(SOURCE DOCUMENT Opens)

My kids: My arm hurts when I move it!!
Me: Then don’t do it.
I’m not a fan of having things on my wrist but I’d definitely get the Apple iCarceration ankle monitor
Son: I want a quinceañera.
Me: You can’t have one
Son: Why not?
Me: Just asking this makes me realize why you failed spanish 1 last year
*ps: he is also 16*
Went for a run last night and saw one of my neighbors already has his Christmas lights up
All I could think was, why the hell am I running rn?!
The longer this goes on, the harder it’s going to be to return to a society where pants are required.
If Anubis tried to weigh my heart to pass judgment on my eternal soul I would chase that dog with a vacuum cleaner
in 2nd grade we had to draw what we wanted to be when we grew up and i just drew myself with sunglasses on
I just sent a screen shot of my drunken tweets to my friends & they are still asking if I can come pick them up
The invisible woman had sex with the wolfman and now they’re expecting a where-wolf.
This might damage our relationship but I don’t use ketchup on fries
First woman that gave birth to twins was prolly like “????????”
Just been to see Benny from maintenance in hospital. He was putting up one of those boards that tell you have many days since the last accident and it fell on him.
I’m a conflict avoider until someone wants to share my food
(Person choking)
Heimlich: Would it help if I gave you a hug?
Sometimes I have hope for future generations, but then I watch a high school student pick a booger on a Zoom call.
Her + Gravity = 2001: A Space Odyssey
i wonder if jesus thinks about me when he’s on the toilet or if it’s a one way street
Handing out plastic easter eggs filled with baked beans for halloween this year.

(SOURCE DOCUMENT Closes)
(EXERCISE DATA Opens)

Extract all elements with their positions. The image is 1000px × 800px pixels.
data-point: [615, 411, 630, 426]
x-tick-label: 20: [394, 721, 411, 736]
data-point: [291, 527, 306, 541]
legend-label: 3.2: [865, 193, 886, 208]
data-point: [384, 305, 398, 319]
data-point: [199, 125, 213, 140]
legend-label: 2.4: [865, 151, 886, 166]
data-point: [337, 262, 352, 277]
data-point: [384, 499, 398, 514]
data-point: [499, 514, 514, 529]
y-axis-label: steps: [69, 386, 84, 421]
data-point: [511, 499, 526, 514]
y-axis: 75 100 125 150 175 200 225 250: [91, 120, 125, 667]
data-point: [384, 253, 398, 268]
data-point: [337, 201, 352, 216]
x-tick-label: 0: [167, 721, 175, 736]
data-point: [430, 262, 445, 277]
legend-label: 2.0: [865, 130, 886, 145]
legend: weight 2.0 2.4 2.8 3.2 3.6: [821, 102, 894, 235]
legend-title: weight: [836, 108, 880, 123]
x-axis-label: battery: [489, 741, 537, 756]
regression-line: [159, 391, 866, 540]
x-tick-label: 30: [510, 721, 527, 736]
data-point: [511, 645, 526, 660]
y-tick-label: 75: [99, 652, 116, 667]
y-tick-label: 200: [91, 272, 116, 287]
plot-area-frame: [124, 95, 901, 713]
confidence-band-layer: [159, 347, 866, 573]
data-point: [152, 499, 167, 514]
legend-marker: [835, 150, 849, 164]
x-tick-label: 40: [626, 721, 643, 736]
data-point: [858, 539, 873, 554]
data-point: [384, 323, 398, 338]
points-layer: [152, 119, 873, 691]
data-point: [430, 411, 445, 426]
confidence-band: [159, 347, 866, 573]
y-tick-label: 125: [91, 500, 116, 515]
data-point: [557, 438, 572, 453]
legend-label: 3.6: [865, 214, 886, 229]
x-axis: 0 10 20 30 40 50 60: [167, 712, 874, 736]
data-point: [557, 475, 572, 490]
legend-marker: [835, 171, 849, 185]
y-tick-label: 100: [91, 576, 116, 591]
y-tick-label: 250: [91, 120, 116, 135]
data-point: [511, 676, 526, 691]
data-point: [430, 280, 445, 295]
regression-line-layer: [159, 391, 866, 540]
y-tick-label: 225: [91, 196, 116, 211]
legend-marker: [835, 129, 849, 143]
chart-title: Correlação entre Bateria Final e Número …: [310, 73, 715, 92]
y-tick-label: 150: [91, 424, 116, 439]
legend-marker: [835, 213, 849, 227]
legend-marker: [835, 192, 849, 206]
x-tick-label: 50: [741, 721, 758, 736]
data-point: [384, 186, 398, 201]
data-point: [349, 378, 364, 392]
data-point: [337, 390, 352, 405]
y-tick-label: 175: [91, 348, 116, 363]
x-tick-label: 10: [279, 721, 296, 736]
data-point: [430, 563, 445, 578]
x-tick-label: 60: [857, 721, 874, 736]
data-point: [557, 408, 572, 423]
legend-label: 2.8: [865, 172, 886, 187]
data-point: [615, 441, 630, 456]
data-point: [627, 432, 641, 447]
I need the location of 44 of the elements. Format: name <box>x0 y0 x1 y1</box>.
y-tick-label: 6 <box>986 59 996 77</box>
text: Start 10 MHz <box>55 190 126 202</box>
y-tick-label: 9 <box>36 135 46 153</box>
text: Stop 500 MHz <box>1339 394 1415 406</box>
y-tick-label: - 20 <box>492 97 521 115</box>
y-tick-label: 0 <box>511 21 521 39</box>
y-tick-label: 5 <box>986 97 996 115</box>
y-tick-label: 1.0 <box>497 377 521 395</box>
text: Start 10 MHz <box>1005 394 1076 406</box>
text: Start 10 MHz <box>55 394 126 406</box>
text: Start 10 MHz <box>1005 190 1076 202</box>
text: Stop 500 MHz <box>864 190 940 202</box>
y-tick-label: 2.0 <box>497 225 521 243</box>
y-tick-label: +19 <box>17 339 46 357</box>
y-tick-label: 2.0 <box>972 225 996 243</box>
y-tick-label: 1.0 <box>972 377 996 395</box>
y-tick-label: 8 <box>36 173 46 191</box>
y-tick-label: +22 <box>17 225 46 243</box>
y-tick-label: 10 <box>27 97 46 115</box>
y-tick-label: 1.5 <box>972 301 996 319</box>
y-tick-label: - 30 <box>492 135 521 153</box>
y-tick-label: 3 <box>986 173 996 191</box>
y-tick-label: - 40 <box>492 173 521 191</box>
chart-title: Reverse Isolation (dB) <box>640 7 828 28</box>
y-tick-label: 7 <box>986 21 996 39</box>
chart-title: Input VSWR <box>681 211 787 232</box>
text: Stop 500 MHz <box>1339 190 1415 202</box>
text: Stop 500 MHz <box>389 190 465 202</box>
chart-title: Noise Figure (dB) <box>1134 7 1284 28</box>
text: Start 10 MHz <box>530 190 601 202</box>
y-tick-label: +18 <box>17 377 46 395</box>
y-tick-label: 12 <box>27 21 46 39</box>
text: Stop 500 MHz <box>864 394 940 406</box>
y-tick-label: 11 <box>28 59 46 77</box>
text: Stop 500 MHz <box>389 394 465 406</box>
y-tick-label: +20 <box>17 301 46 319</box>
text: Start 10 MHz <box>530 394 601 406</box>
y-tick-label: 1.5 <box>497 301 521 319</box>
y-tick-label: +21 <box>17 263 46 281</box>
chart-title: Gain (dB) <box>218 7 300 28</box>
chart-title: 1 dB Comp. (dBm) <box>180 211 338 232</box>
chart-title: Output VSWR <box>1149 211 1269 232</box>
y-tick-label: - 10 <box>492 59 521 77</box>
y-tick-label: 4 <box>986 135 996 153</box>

(EXERCISE DATA Closes)

### WORK ORDER
Write out the jokes in full, word for word. Work from the jokes alone, not the data.

### SOLUTION TO THE EXERCISE
My kids: My arm hurts when I move it!!
Me: Then don’t do it.
I’m not a fan of having things on my wrist but I’d definitely get the Apple iCarceration ankle monitor
Son: I want a quinceañera.
Me: You can’t have one
Son: Why not?
Me: Just asking this makes me realize why you failed spanish 1 last year
*ps: he is also 16*
Went for a run last night and saw one of my neighbors already has his Christmas lights up
All I could think was, why the hell am I running rn?!
The longer this goes on, the harder it’s going to be to return to a society where pants are required.
If Anubis tried to weigh my heart to pass judgment on my eternal soul I would chase that dog with a vacuum cleaner
in 2nd grade we had to draw what we wanted to be when we grew up and i just drew myself with sunglasses on
I just sent a screen shot of my drunken tweets to my friends & they are still asking if I can come pick them up
The invisible woman had sex with the wolfman and now they’re expecting a where-wolf.
This might damage our relationship but I don’t use ketchup on fries
First woman that gave birth to twins was prolly like “????????”
Just been to see Benny from maintenance in hospital. He was putting up one of those boards that tell you have many days since the last accident and it fell on him.
I’m a conflict avoider until someone wants to share my food
(Person choking)
Heimlich: Would it help if I gave you a hug?
Sometimes I have hope for future generations, but then I watch a high school student pick a booger on a Zoom call.
Her + Gravity = 2001: A Space Odyssey
i wonder if jesus thinks about me when he’s on the toilet or if it’s a one way street
Handing out plastic easter eggs filled with baked beans for halloween this year.